Element and region listings:
--- start ---

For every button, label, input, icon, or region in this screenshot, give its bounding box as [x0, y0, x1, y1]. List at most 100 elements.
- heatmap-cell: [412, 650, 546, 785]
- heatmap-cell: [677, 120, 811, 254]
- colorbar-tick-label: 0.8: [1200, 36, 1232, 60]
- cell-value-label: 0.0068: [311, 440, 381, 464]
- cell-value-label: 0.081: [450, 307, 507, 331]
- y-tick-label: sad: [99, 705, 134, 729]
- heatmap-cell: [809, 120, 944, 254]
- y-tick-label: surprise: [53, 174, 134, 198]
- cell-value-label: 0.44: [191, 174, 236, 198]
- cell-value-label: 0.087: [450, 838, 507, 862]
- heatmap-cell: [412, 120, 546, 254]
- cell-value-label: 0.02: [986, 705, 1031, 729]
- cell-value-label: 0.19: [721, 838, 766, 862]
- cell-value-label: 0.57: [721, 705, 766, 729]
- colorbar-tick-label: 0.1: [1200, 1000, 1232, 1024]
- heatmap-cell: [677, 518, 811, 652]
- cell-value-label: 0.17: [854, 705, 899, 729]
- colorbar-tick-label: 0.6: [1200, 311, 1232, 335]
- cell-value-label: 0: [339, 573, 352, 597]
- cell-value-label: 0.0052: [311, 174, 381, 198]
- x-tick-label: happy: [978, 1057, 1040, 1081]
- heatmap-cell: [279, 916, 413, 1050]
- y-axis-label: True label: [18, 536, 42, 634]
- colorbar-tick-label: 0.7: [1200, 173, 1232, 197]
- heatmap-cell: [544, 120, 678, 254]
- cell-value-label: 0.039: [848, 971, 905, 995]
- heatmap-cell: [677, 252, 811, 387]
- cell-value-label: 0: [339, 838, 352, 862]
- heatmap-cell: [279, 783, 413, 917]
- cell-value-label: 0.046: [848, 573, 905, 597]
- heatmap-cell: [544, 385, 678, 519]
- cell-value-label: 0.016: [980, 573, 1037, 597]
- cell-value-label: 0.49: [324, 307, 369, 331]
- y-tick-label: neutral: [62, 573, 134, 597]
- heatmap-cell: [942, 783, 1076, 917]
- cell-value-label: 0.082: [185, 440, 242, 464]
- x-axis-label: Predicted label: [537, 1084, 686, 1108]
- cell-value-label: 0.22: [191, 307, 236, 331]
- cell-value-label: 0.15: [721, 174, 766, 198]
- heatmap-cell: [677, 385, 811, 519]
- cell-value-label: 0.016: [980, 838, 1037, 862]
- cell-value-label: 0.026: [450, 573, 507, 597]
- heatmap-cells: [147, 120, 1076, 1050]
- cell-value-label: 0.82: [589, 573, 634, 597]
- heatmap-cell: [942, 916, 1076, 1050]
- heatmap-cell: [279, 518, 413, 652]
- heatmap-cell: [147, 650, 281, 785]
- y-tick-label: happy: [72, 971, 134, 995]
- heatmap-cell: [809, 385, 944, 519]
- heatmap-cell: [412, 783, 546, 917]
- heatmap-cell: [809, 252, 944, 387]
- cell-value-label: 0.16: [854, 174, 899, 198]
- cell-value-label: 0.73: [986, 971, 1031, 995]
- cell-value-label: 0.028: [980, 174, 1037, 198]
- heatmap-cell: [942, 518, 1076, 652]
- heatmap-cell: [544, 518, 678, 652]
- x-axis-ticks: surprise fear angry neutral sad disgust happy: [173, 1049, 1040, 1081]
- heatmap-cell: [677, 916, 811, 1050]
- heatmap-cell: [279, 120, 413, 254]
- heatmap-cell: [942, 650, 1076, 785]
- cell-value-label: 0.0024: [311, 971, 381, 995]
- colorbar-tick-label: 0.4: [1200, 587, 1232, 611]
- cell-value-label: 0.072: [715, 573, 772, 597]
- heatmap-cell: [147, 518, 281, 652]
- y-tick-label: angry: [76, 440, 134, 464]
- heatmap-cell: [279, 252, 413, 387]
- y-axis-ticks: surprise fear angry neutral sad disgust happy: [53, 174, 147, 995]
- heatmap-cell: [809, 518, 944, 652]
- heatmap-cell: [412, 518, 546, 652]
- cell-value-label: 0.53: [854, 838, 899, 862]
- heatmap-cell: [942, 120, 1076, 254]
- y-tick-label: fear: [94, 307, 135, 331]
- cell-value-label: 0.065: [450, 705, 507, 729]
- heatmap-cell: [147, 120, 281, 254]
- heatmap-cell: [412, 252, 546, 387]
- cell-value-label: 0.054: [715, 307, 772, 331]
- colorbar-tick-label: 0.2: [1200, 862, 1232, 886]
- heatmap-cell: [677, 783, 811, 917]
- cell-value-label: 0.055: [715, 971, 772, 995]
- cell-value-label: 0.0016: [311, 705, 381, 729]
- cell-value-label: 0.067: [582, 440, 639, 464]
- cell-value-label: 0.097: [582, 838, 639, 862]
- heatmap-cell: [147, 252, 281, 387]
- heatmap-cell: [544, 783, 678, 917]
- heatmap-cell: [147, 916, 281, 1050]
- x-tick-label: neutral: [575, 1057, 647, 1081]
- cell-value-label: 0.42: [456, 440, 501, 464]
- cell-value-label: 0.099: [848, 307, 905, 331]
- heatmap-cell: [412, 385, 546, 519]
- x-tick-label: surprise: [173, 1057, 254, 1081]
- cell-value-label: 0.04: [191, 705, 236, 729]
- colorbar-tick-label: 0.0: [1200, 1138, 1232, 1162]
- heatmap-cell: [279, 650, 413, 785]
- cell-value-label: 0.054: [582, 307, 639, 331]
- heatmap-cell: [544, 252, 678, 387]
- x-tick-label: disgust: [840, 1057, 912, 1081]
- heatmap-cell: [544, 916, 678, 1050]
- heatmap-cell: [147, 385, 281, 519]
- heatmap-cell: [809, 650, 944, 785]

--- end ---

AIM OF THE EXERCISE: Format each line of the material above as one string in a JSON list, skipping any blank lines.

WRITTEN REPLY:
[
  "For every button, label, input, icon, or region in this screenshot, give its bounding box as [x0, y0, x1, y1]. List at most 100 elements.",
  "- heatmap-cell: [412, 650, 546, 785]",
  "- heatmap-cell: [677, 120, 811, 254]",
  "- colorbar-tick-label: 0.8: [1200, 36, 1232, 60]",
  "- cell-value-label: 0.0068: [311, 440, 381, 464]",
  "- cell-value-label: 0.081: [450, 307, 507, 331]",
  "- y-tick-label: sad: [99, 705, 134, 729]",
  "- heatmap-cell: [809, 120, 944, 254]",
  "- y-tick-label: surprise: [53, 174, 134, 198]",
  "- cell-value-label: 0.44: [191, 174, 236, 198]",
  "- cell-value-label: 0.087: [450, 838, 507, 862]",
  "- heatmap-cell: [412, 120, 546, 254]",
  "- cell-value-label: 0.02: [986, 705, 1031, 729]",
  "- cell-value-label: 0.19: [721, 838, 766, 862]",
  "- cell-value-label: 0.57: [721, 705, 766, 729]",
  "- colorbar-tick-label: 0.1: [1200, 1000, 1232, 1024]",
  "- heatmap-cell: [677, 518, 811, 652]",
  "- cell-value-label: 0.17: [854, 705, 899, 729]",
  "- colorbar-tick-label: 0.6: [1200, 311, 1232, 335]",
  "- cell-value-label: 0: [339, 573, 352, 597]",
  "- cell-value-label: 0.0052: [311, 174, 381, 198]",
  "- x-tick-label: happy: [978, 1057, 1040, 1081]",
  "- heatmap-cell: [279, 916, 413, 1050]",
  "- y-axis-label: True label: [18, 536, 42, 634]",
  "- colorbar-tick-label: 0.7: [1200, 173, 1232, 197]",
  "- heatmap-cell: [544, 120, 678, 254]",
  "- cell-value-label: 0.039: [848, 971, 905, 995]",
  "- heatmap-cell: [677, 252, 811, 387]",
  "- cell-value-label: 0: [339, 838, 352, 862]",
  "- heatmap-cell: [279, 783, 413, 917]",
  "- cell-value-label: 0.046: [848, 573, 905, 597]",
  "- heatmap-cell: [544, 385, 678, 519]",
  "- cell-value-label: 0.016: [980, 573, 1037, 597]",
  "- cell-value-label: 0.49: [324, 307, 369, 331]",
  "- y-tick-label: neutral: [62, 573, 134, 597]",
  "- heatmap-cell: [942, 783, 1076, 917]",
  "- cell-value-label: 0.082: [185, 440, 242, 464]",
  "- x-axis-label: Predicted label: [537, 1084, 686, 1108]",
  "- cell-value-label: 0.22: [191, 307, 236, 331]",
  "- cell-value-label: 0.15: [721, 174, 766, 198]",
  "- heatmap-cell: [677, 385, 811, 519]",
  "- cell-value-label: 0.016: [980, 838, 1037, 862]",
  "- cell-value-label: 0.026: [450, 573, 507, 597]",
  "- heatmap-cells: [147, 120, 1076, 1050]",
  "- cell-value-label: 0.82: [589, 573, 634, 597]",
  "- heatmap-cell: [942, 916, 1076, 1050]",
  "- heatmap-cell: [279, 518, 413, 652]",
  "- heatmap-cell: [147, 650, 281, 785]",
  "- y-tick-label: happy: [72, 971, 134, 995]",
  "- heatmap-cell: [809, 385, 944, 519]",
  "- heatmap-cell: [412, 783, 546, 917]",
  "- heatmap-cell: [809, 252, 944, 387]",
  "- cell-value-label: 0.16: [854, 174, 899, 198]",
  "- cell-value-label: 0.73: [986, 971, 1031, 995]",
  "- cell-value-label: 0.028: [980, 174, 1037, 198]",
  "- heatmap-cell: [942, 518, 1076, 652]",
  "- heatmap-cell: [544, 518, 678, 652]",
  "- x-axis-ticks: surprise fear angry neutral sad disgust happy: [173, 1049, 1040, 1081]",
  "- heatmap-cell: [677, 916, 811, 1050]",
  "- heatmap-cell: [279, 120, 413, 254]",
  "- heatmap-cell: [942, 650, 1076, 785]",
  "- cell-value-label: 0.0024: [311, 971, 381, 995]",
  "- colorbar-tick-label: 0.4: [1200, 587, 1232, 611]",
  "- cell-value-label: 0.072: [715, 573, 772, 597]",
  "- heatmap-cell: [147, 518, 281, 652]",
  "- y-tick-label: angry: [76, 440, 134, 464]",
  "- heatmap-cell: [279, 252, 413, 387]",
  "- y-axis-ticks: surprise fear angry neutral sad disgust happy: [53, 174, 147, 995]",
  "- heatmap-cell: [809, 518, 944, 652]",
  "- heatmap-cell: [412, 518, 546, 652]",
  "- cell-value-label: 0.53: [854, 838, 899, 862]",
  "- heatmap-cell: [942, 120, 1076, 254]",
  "- y-tick-label: fear: [94, 307, 135, 331]",
  "- cell-value-label: 0.065: [450, 705, 507, 729]",
  "- heatmap-cell: [147, 120, 281, 254]",
  "- heatmap-cell: [412, 252, 546, 387]",
  "- cell-value-label: 0.054: [715, 307, 772, 331]",
  "- colorbar-tick-label: 0.2: [1200, 862, 1232, 886]",
  "- heatmap-cell: [677, 783, 811, 917]",
  "- cell-value-label: 0.055: [715, 971, 772, 995]",
  "- cell-value-label: 0.0016: [311, 705, 381, 729]",
  "- cell-value-label: 0.067: [582, 440, 639, 464]",
  "- cell-value-label: 0.097: [582, 838, 639, 862]",
  "- heatmap-cell: [147, 252, 281, 387]",
  "- heatmap-cell: [544, 783, 678, 917]",
  "- heatmap-cell: [147, 916, 281, 1050]",
  "- x-tick-label: neutral: [575, 1057, 647, 1081]",
  "- cell-value-label: 0.42: [456, 440, 501, 464]",
  "- cell-value-label: 0.099: [848, 307, 905, 331]",
  "- heatmap-cell: [412, 385, 546, 519]",
  "- x-tick-label: surprise: [173, 1057, 254, 1081]",
  "- cell-value-label: 0.04: [191, 705, 236, 729]",
  "- colorbar-tick-label: 0.0: [1200, 1138, 1232, 1162]",
  "- heatmap-cell: [279, 650, 413, 785]",
  "- cell-value-label: 0.054: [582, 307, 639, 331]",
  "- heatmap-cell: [544, 252, 678, 387]",
  "- x-tick-label: disgust: [840, 1057, 912, 1081]",
  "- heatmap-cell: [544, 916, 678, 1050]",
  "- heatmap-cell: [147, 385, 281, 519]",
  "- heatmap-cell: [809, 650, 944, 785]"
]